#### What to produce:
Render the lines below as a JSON list of strings, one string per line, leaving out blank lines and pictures.

※ ※ ※

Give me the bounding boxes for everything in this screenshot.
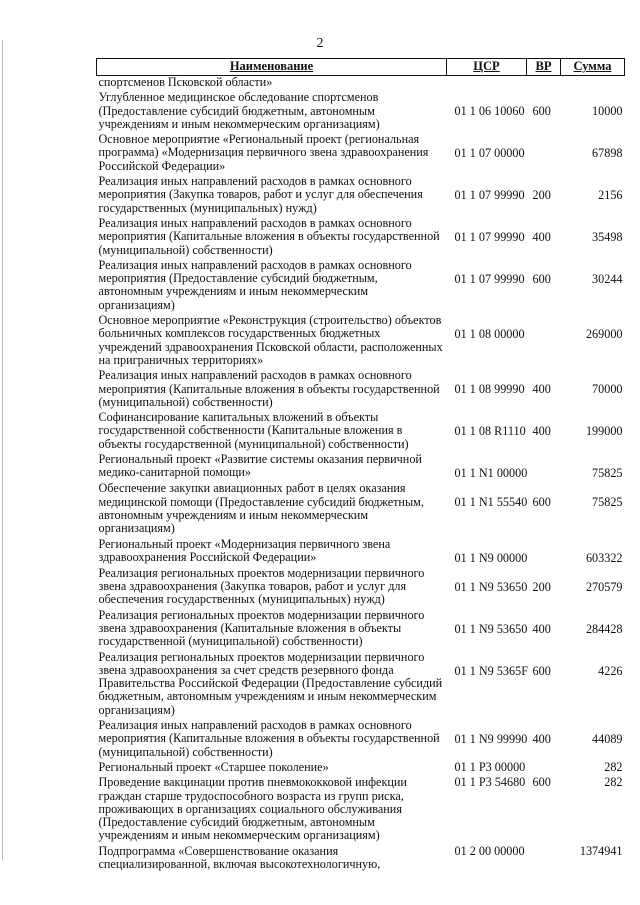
row-vr-cell: 600 (532, 104, 551, 119)
row-name-cell: Региональный проект «Модернизация первичного звена здравоохранения Российской Федерации» (98, 536, 391, 564)
table-row (97, 259, 625, 314)
row-csr-cell (447, 76, 527, 92)
row-sum-cell: 10000 (592, 104, 623, 119)
table-row (97, 845, 625, 874)
row-vr-cell (527, 76, 561, 92)
table-row (97, 411, 625, 453)
row-name-cell: Проведение вакцинации против пневмококковой инфекции граждан старше трудоспособного возраста из групп риска, проживающих в организациях социального обслуживания (Предоставление субсидий бюджетным, автономным учреждениям и иным некоммерческим организациям) (98, 775, 407, 843)
row-csr-cell: 01 1 08 R1110 (454, 424, 526, 439)
row-csr-cell: 01 1 N1 00000 (454, 466, 528, 481)
row-name-cell: Реализация иных направлений расходов в рамках основного мероприятия (Капитальные вложения в объекты государственной (муниципальной) собственности) (98, 368, 440, 409)
row-name-cell: Региональный проект «Развитие системы оказания первичной медико-санитарной помощи» (98, 452, 422, 480)
row-vr-cell: 400 (532, 424, 551, 439)
row-sum-cell: 35498 (592, 229, 623, 244)
row-vr-cell: 400 (532, 382, 551, 397)
row-sum-cell: 30244 (592, 271, 623, 286)
table-row (97, 609, 625, 651)
row-sum-cell: 1374941 (579, 843, 623, 858)
table-row (97, 133, 625, 175)
row-sum-cell: 70000 (592, 382, 623, 397)
row-vr-cell: 600 (532, 775, 551, 790)
row-csr-cell: 01 1 07 99990 (454, 188, 525, 203)
row-sum-cell: 269000 (585, 327, 623, 342)
row-sum-cell: 67898 (592, 146, 623, 161)
row-vr-cell (527, 453, 561, 482)
table-row (97, 538, 625, 567)
row-name-cell: Углубленное медицинское обследование спортсменов (Предоставление субсидий бюджетным, автономным учреждениям и иным некоммерческим организациям) (98, 90, 380, 131)
row-sum-cell: 75825 (592, 495, 623, 510)
row-vr-cell: 600 (532, 663, 551, 678)
row-csr-cell: 01 1 N9 99990 (454, 732, 528, 747)
row-sum-cell: 282 (604, 759, 623, 774)
table-row (97, 314, 625, 369)
table-body (97, 76, 625, 874)
row-name-cell: Реализация иных направлений расходов в рамках основного мероприятия (Закупка товаров, работ и услуг для обеспечения государственных (муниципальных) нужд) (98, 174, 423, 215)
scan-edge-line (2, 40, 3, 860)
row-name-cell: Реализация иных направлений расходов в рамках основного мероприятия (Предоставление субсидий бюджетным, автономным учреждениям и иным некоммерческим организациям) (98, 257, 412, 312)
table-row (97, 217, 625, 259)
row-sum-cell: 270579 (585, 579, 623, 594)
row-vr-cell (527, 761, 561, 776)
row-sum-cell: 284428 (585, 621, 623, 636)
row-sum-cell: 199000 (585, 424, 623, 439)
row-csr-cell: 01 1 N1 55540 (454, 495, 528, 510)
row-vr-cell (527, 845, 561, 874)
row-name-cell: Основное мероприятие «Реконструкция (строительство) объектов больничных комплексов государственных бюджетных учреждений здравоохранения Псковской области, расположенных на приграничных территориях» (98, 313, 443, 367)
row-name-cell: Реализация региональных проектов модернизации первичного звена здравоохранения (Закупка товаров, работ и услуг для обеспечения государственных (муниципальных) нужд) (98, 565, 425, 607)
table-row (97, 453, 625, 482)
row-vr-cell: 400 (532, 621, 551, 636)
row-name-cell: Софинансирование капитальных вложений в объекты государственной собственности (Капитальные вложения в объекты государственной (муниципальной) собственности) (98, 410, 409, 451)
row-sum-cell: 282 (604, 775, 623, 790)
header-vr: ВР (527, 59, 561, 76)
table-row (97, 776, 625, 844)
row-sum-cell: 2156 (598, 188, 623, 203)
row-name-cell: Реализация иных направлений расходов в рамках основного мероприятия (Капитальные вложения в объекты государственной (муниципальной) собственности) (98, 215, 440, 257)
row-csr-cell: 01 1 07 00000 (454, 146, 525, 161)
row-csr-cell: 01 1 08 99990 (454, 382, 525, 397)
row-name-cell: Подпрограмма «Совершенствование оказания специализированной, включая высокотехнологичную, (98, 843, 381, 872)
row-csr-cell: 01 1 N9 53650 (454, 579, 528, 594)
table-row (97, 76, 625, 92)
row-sum-cell: 75825 (592, 466, 623, 481)
row-csr-cell: 01 1 06 10060 (454, 104, 525, 119)
row-csr-cell: 01 1 N9 00000 (454, 550, 528, 565)
table-header (97, 59, 625, 76)
page-number: 2 (316, 36, 324, 51)
row-sum-cell: 44089 (592, 732, 623, 747)
row-vr-cell: 400 (532, 732, 551, 747)
row-name-cell: Реализация региональных проектов модернизации первичного звена здравоохранения (Капитальные вложения в объекты государственной (муниципальной) собственности) (98, 607, 425, 649)
row-csr-cell: 01 1 07 99990 (454, 271, 525, 286)
row-sum-cell (561, 76, 625, 92)
header-row (97, 59, 625, 76)
row-vr-cell (527, 538, 561, 567)
row-vr-cell (527, 314, 561, 369)
row-name-cell: Основное мероприятие «Региональный проект (региональная программа) «Модернизация первичного звена здравоохранения Российской Федерации» (98, 132, 429, 173)
header-name: Наименование (97, 59, 447, 76)
row-name-cell: Реализация региональных проектов модернизации первичного звена здравоохранения за счет средств резервного фонда Правительства Российской Федерации (Предоставление субсидий бюджетным, автономным учреждениям и иным некоммерческим организациям) (98, 649, 443, 717)
table-row (97, 761, 625, 776)
row-csr-cell: 01 1 P3 00000 (454, 759, 526, 774)
row-vr-cell: 200 (532, 188, 551, 203)
row-csr-cell: 01 1 N9 53650 (454, 621, 528, 636)
table-row (97, 482, 625, 537)
row-name-cell: спортсменов Псковской области» (98, 75, 273, 89)
row-sum-cell: 603322 (585, 550, 623, 565)
table-row (97, 567, 625, 609)
row-sum-cell: 4226 (598, 663, 623, 678)
row-name-cell: Реализация иных направлений расходов в рамках основного мероприятия (Капитальные вложения в объекты государственной (муниципальной) собственности) (98, 718, 440, 759)
table-row (97, 91, 625, 133)
row-vr-cell: 400 (532, 229, 551, 244)
row-vr-cell (527, 133, 561, 175)
row-csr-cell: 01 1 08 00000 (454, 327, 525, 342)
row-vr-cell: 200 (532, 579, 551, 594)
row-vr-cell: 600 (532, 271, 551, 286)
budget-table (96, 58, 625, 873)
row-csr-cell: 01 2 00 00000 (454, 843, 525, 858)
row-name-cell: Обеспечение закупки авиационных работ в целях оказания медицинской помощи (Предоставление субсидий бюджетным, автономным учреждениям и иным некоммерческим организациям) (98, 481, 424, 536)
row-name-cell: Региональный проект «Старшее поколение» (98, 759, 329, 774)
table-row (97, 369, 625, 411)
row-csr-cell: 01 1 07 99990 (454, 229, 525, 244)
header-csr: ЦСР (447, 59, 527, 76)
row-csr-cell: 01 1 P3 54680 (454, 775, 526, 790)
row-csr-cell: 01 1 N9 5365F (454, 663, 528, 678)
table-row (97, 175, 625, 217)
header-sum: Сумма (561, 59, 625, 76)
table-row (97, 719, 625, 761)
row-vr-cell: 600 (532, 495, 551, 510)
table-row (97, 651, 625, 719)
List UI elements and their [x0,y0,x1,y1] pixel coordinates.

※ ※ ※

#### Result of the exercise:
[
  "Give me the bounding boxes for everything in this screenshot.",
  "row-vr-cell: 600 (532, 104, 551, 119)",
  "row-name-cell: Региональный проект «Модернизация первичного звена здравоохранения Российской Федерации» (98, 536, 391, 564)",
  "table-row (97, 259, 625, 314)",
  "row-csr-cell (447, 76, 527, 92)",
  "row-sum-cell: 10000 (592, 104, 623, 119)",
  "table-row (97, 845, 625, 874)",
  "row-vr-cell (527, 76, 561, 92)",
  "table-row (97, 411, 625, 453)",
  "row-name-cell: Проведение вакцинации против пневмококковой инфекции граждан старше трудоспособного возраста из групп риска, проживающих в организациях социального обслуживания (Предоставление субсидий бюджетным, автономным учреждениям и иным некоммерческим организациям) (98, 775, 407, 843)",
  "row-csr-cell: 01 1 08 R1110 (454, 424, 526, 439)",
  "row-csr-cell: 01 1 N1 00000 (454, 466, 528, 481)",
  "row-name-cell: Реализация иных направлений расходов в рамках основного мероприятия (Капитальные вложения в объекты государственной (муниципальной) собственности) (98, 368, 440, 409)",
  "row-name-cell: Региональный проект «Развитие системы оказания первичной медико-санитарной помощи» (98, 452, 422, 480)",
  "row-vr-cell: 400 (532, 424, 551, 439)",
  "row-sum-cell: 35498 (592, 229, 623, 244)",
  "row-vr-cell: 400 (532, 382, 551, 397)",
  "row-sum-cell: 30244 (592, 271, 623, 286)",
  "table-row (97, 609, 625, 651)",
  "row-sum-cell: 1374941 (579, 843, 623, 858)",
  "table-row (97, 133, 625, 175)",
  "row-sum-cell: 70000 (592, 382, 623, 397)",
  "row-vr-cell: 600 (532, 775, 551, 790)",
  "row-csr-cell: 01 1 07 99990 (454, 188, 525, 203)",
  "row-sum-cell: 269000 (585, 327, 623, 342)",
  "row-sum-cell: 67898 (592, 146, 623, 161)",
  "row-vr-cell (527, 453, 561, 482)",
  "table-row (97, 538, 625, 567)",
  "row-name-cell: Углубленное медицинское обследование спортсменов (Предоставление субсидий бюджетным, автономным учреждениям и иным некоммерческим организациям) (98, 90, 380, 131)",
  "row-sum-cell: 75825 (592, 495, 623, 510)",
  "row-vr-cell: 600 (532, 663, 551, 678)",
  "row-csr-cell: 01 1 N9 99990 (454, 732, 528, 747)",
  "row-sum-cell: 282 (604, 759, 623, 774)",
  "table-row (97, 314, 625, 369)",
  "table-body (97, 76, 625, 874)",
  "row-name-cell: Реализация иных направлений расходов в рамках основного мероприятия (Закупка товаров, работ и услуг для обеспечения государственных (муниципальных) нужд) (98, 174, 423, 215)",
  "scan-edge-line (2, 40, 3, 860)",
  "row-name-cell: Реализация иных направлений расходов в рамках основного мероприятия (Предоставление субсидий бюджетным, автономным учреждениям и иным некоммерческим организациям) (98, 257, 412, 312)",
  "table-row (97, 217, 625, 259)",
  "row-sum-cell: 270579 (585, 579, 623, 594)",
  "row-vr-cell (527, 761, 561, 776)",
  "row-sum-cell: 284428 (585, 621, 623, 636)",
  "row-sum-cell: 199000 (585, 424, 623, 439)",
  "row-csr-cell: 01 1 N1 55540 (454, 495, 528, 510)",
  "row-vr-cell (527, 845, 561, 874)",
  "row-name-cell: Основное мероприятие «Реконструкция (строительство) объектов больничных комплексов государственных бюджетных учреждений здравоохранения Псковской области, расположенных на приграничных территориях» (98, 313, 443, 367)",
  "row-name-cell: Реализация региональных проектов модернизации первичного звена здравоохранения (Закупка товаров, работ и услуг для обеспечения государственных (муниципальных) нужд) (98, 565, 425, 607)",
  "table-row (97, 453, 625, 482)",
  "row-vr-cell: 400 (532, 621, 551, 636)",
  "row-name-cell: Софинансирование капитальных вложений в объекты государственной собственности (Капитальные вложения в объекты государственной (муниципальной) собственности) (98, 410, 409, 451)",
  "row-sum-cell: 282 (604, 775, 623, 790)",
  "header-vr: ВР (527, 59, 561, 76)",
  "table-row (97, 776, 625, 844)",
  "row-sum-cell: 2156 (598, 188, 623, 203)",
  "row-name-cell: Реализация иных направлений расходов в рамках основного мероприятия (Капитальные вложения в объекты государственной (муниципальной) собственности) (98, 215, 440, 257)",
  "row-csr-cell: 01 1 07 00000 (454, 146, 525, 161)",
  "row-csr-cell: 01 1 08 99990 (454, 382, 525, 397)",
  "row-name-cell: Подпрограмма «Совершенствование оказания специализированной, включая высокотехнологичную, (98, 843, 381, 872)",
  "row-csr-cell: 01 1 N9 53650 (454, 579, 528, 594)",
  "table-row (97, 76, 625, 92)",
  "row-sum-cell: 75825 (592, 466, 623, 481)",
  "row-csr-cell: 01 1 06 10060 (454, 104, 525, 119)",
  "row-csr-cell: 01 1 N9 00000 (454, 550, 528, 565)",
  "table-header (97, 59, 625, 76)",
  "page-number: 2 (316, 36, 324, 51)",
  "row-sum-cell: 44089 (592, 732, 623, 747)",
  "row-vr-cell: 400 (532, 732, 551, 747)",
  "row-name-cell: Реализация региональных проектов модернизации первичного звена здравоохранения (Капитальные вложения в объекты государственной (муниципальной) собственности) (98, 607, 425, 649)",
  "row-csr-cell: 01 1 07 99990 (454, 271, 525, 286)",
  "row-sum-cell (561, 76, 625, 92)",
  "header-row (97, 59, 625, 76)",
  "row-vr-cell (527, 538, 561, 567)",
  "row-vr-cell (527, 314, 561, 369)",
  "row-name-cell: Основное мероприятие «Региональный проект (региональная программа) «Модернизация первичного звена здравоохранения Российской Федерации» (98, 132, 429, 173)",
  "header-name: Наименование (97, 59, 447, 76)",
  "row-name-cell: Реализация региональных проектов модернизации первичного звена здравоохранения за счет средств резервного фонда Правительства Российской Федерации (Предоставление субсидий бюджетным, автономным учреждениям и иным некоммерческим организациям) (98, 649, 443, 717)",
  "table-row (97, 761, 625, 776)",
  "row-csr-cell: 01 1 P3 00000 (454, 759, 526, 774)",
  "row-vr-cell: 200 (532, 188, 551, 203)",
  "row-csr-cell: 01 1 N9 53650 (454, 621, 528, 636)",
  "table-row (97, 482, 625, 537)",
  "row-name-cell: спортсменов Псковской области» (98, 75, 273, 89)",
  "row-sum-cell: 603322 (585, 550, 623, 565)",
  "table-row (97, 567, 625, 609)",
  "row-sum-cell: 4226 (598, 663, 623, 678)",
  "row-name-cell: Реализация иных направлений расходов в рамках основного мероприятия (Капитальные вложения в объекты государственной (муниципальной) собственности) (98, 718, 440, 759)",
  "table-row (97, 91, 625, 133)",
  "row-vr-cell: 400 (532, 229, 551, 244)",
  "row-vr-cell (527, 133, 561, 175)",
  "row-csr-cell: 01 1 08 00000 (454, 327, 525, 342)",
  "row-vr-cell: 200 (532, 579, 551, 594)",
  "row-vr-cell: 600 (532, 271, 551, 286)",
  "budget-table (96, 58, 625, 873)",
  "row-csr-cell: 01 2 00 00000 (454, 843, 525, 858)",
  "row-name-cell: Обеспечение закупки авиационных работ в целях оказания медицинской помощи (Предоставление субсидий бюджетным, автономным учреждениям и иным некоммерческим организациям) (98, 481, 424, 536)",
  "row-name-cell: Региональный проект «Старшее поколение» (98, 759, 329, 774)",
  "table-row (97, 369, 625, 411)",
  "row-csr-cell: 01 1 07 99990 (454, 229, 525, 244)",
  "header-csr: ЦСР (447, 59, 527, 76)",
  "row-csr-cell: 01 1 P3 54680 (454, 775, 526, 790)",
  "row-csr-cell: 01 1 N9 5365F (454, 663, 528, 678)",
  "table-row (97, 175, 625, 217)",
  "header-sum: Сумма (561, 59, 625, 76)",
  "table-row (97, 719, 625, 761)",
  "row-vr-cell: 600 (532, 495, 551, 510)",
  "table-row (97, 651, 625, 719)",
  "List UI elements and their [x0,y0,x1,y1] pixel coordinates."
]